====== Task material

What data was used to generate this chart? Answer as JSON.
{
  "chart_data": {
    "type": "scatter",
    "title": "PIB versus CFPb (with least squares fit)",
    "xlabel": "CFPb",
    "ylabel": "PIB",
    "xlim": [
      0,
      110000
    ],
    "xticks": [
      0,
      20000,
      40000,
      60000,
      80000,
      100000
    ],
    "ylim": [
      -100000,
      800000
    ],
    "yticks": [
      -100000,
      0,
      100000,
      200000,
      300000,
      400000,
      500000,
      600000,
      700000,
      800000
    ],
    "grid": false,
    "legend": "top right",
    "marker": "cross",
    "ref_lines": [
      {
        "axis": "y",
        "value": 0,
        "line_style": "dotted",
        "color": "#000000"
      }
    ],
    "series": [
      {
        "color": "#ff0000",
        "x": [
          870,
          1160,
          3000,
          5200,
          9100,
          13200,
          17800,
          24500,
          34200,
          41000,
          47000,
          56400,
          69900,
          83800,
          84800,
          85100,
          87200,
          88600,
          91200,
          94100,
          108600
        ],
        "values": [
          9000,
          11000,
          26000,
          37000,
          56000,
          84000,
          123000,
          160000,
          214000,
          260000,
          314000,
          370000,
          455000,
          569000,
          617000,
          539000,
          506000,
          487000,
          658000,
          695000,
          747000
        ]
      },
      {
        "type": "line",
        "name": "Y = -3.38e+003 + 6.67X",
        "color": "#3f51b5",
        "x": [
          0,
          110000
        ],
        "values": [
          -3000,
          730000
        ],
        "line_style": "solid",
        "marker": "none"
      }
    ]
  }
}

============

◆ **Aim**
Provide only the number of lines in the entries that hold the word "color".

◆ **Task output**
3